◆ **RECORDS TO USE**:
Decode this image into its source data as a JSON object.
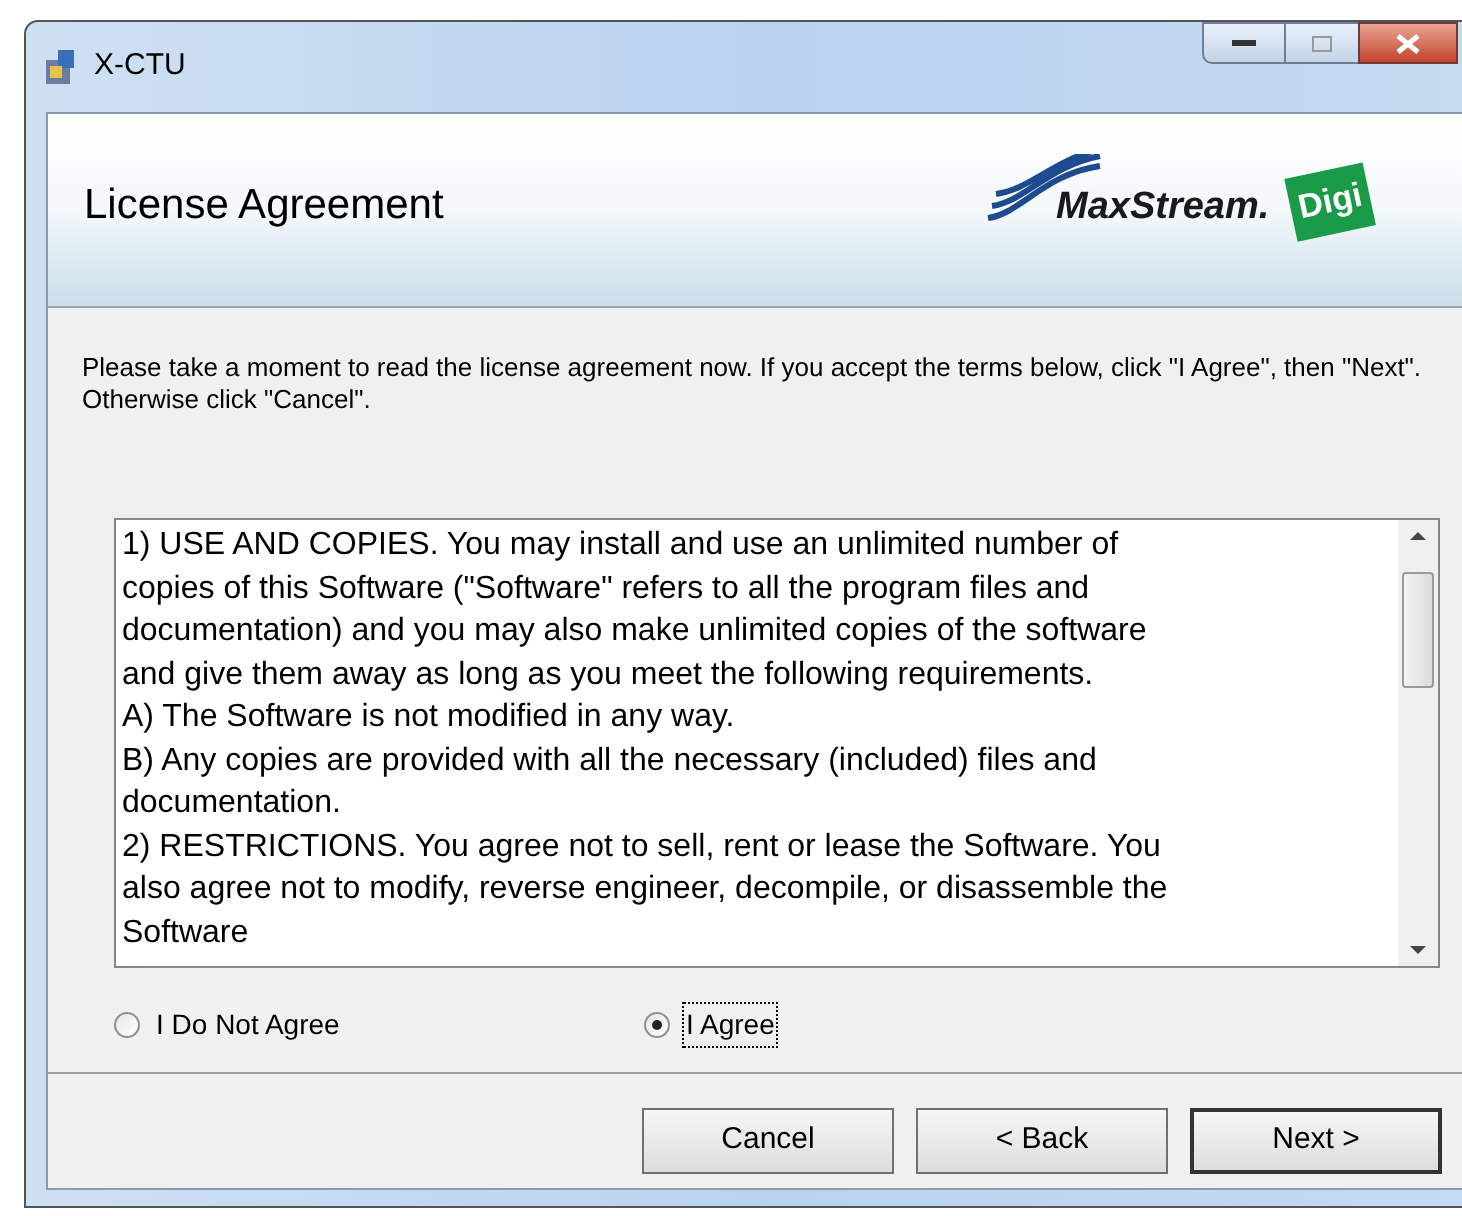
{
  "window": {
    "title": "X-CTU"
  },
  "header": {
    "title": "License Agreement",
    "logo_text": "MaxStream",
    "logo_mark": ".",
    "badge_text": "Digi"
  },
  "intro": "Please take a moment to read the license agreement now. If you accept the terms below, click \"I Agree\", then \"Next\". Otherwise click \"Cancel\".",
  "license_lines": [
    "1) USE AND COPIES. You may install and use an unlimited number of",
    "copies of this Software (\"Software\" refers to all the program files and",
    "documentation) and you may also make unlimited copies of the software",
    "and give them away as long as you meet the following requirements.",
    "A) The Software is not modified in any way.",
    "B) Any copies are provided with all the necessary (included) files and",
    "documentation.",
    "2) RESTRICTIONS. You agree not to sell, rent or lease the Software.  You",
    "also agree not to modify, reverse engineer, decompile, or disassemble the",
    "Software"
  ],
  "options": [
    {
      "label": "I Do Not Agree",
      "selected": false
    },
    {
      "label": "I Agree",
      "selected": true
    }
  ],
  "buttons": [
    {
      "label": "Cancel",
      "kind": "cancel"
    },
    {
      "label": "< Back",
      "kind": "back"
    },
    {
      "label": "Next >",
      "kind": "next"
    }
  ]
}
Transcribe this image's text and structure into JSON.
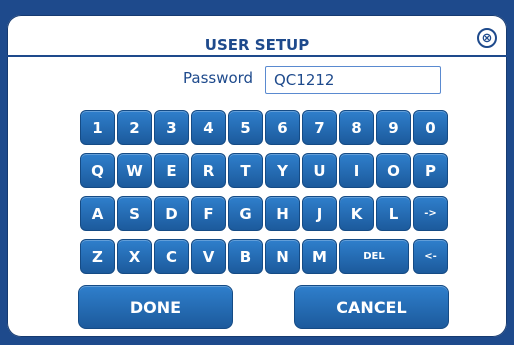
{
  "dialog": {
    "title": "USER SETUP",
    "close_icon": "⊗"
  },
  "password": {
    "label": "Password",
    "value": "QC1212"
  },
  "keyboard": {
    "row1": [
      "1",
      "2",
      "3",
      "4",
      "5",
      "6",
      "7",
      "8",
      "9",
      "0"
    ],
    "row2": [
      "Q",
      "W",
      "E",
      "R",
      "T",
      "Y",
      "U",
      "I",
      "O",
      "P"
    ],
    "row3": [
      "A",
      "S",
      "D",
      "F",
      "G",
      "H",
      "J",
      "K",
      "L",
      "->"
    ],
    "row4": [
      "Z",
      "X",
      "C",
      "V",
      "B",
      "N",
      "M",
      "DEL",
      "<-"
    ]
  },
  "actions": {
    "done_label": "DONE",
    "cancel_label": "CANCEL"
  }
}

◆ **SET EXERCISE**: Every record gets retyped exactly; no picture goes into the copy.

◆ **EXERCISE RESULT**:
Decode this image into its source data as a JSON object.
{
  "window": {
    "title": "X-CTU"
  },
  "header": {
    "title": "License Agreement",
    "logo_text": "MaxStream",
    "logo_mark": ".",
    "badge_text": "Digi"
  },
  "intro": "Please take a moment to read the license agreement now. If you accept the terms below, click \"I Agree\", then \"Next\". Otherwise click \"Cancel\".",
  "license_lines": [
    "1) USE AND COPIES. You may install and use an unlimited number of",
    "copies of this Software (\"Software\" refers to all the program files and",
    "documentation) and you may also make unlimited copies of the software",
    "and give them away as long as you meet the following requirements.",
    "A) The Software is not modified in any way.",
    "B) Any copies are provided with all the necessary (included) files and",
    "documentation.",
    "2) RESTRICTIONS. You agree not to sell, rent or lease the Software.  You",
    "also agree not to modify, reverse engineer, decompile, or disassemble the",
    "Software"
  ],
  "options": [
    {
      "label": "I Do Not Agree",
      "selected": false
    },
    {
      "label": "I Agree",
      "selected": true
    }
  ],
  "buttons": [
    {
      "label": "Cancel",
      "kind": "cancel"
    },
    {
      "label": "< Back",
      "kind": "back"
    },
    {
      "label": "Next >",
      "kind": "next"
    }
  ]
}
Transcribe this image's text and structure into JSON.
{
  "dialog": {
    "title": "USER SETUP",
    "close_icon": "⊗"
  },
  "password": {
    "label": "Password",
    "value": "QC1212"
  },
  "keyboard": {
    "row1": [
      "1",
      "2",
      "3",
      "4",
      "5",
      "6",
      "7",
      "8",
      "9",
      "0"
    ],
    "row2": [
      "Q",
      "W",
      "E",
      "R",
      "T",
      "Y",
      "U",
      "I",
      "O",
      "P"
    ],
    "row3": [
      "A",
      "S",
      "D",
      "F",
      "G",
      "H",
      "J",
      "K",
      "L",
      "->"
    ],
    "row4": [
      "Z",
      "X",
      "C",
      "V",
      "B",
      "N",
      "M",
      "DEL",
      "<-"
    ]
  },
  "actions": {
    "done_label": "DONE",
    "cancel_label": "CANCEL"
  }
}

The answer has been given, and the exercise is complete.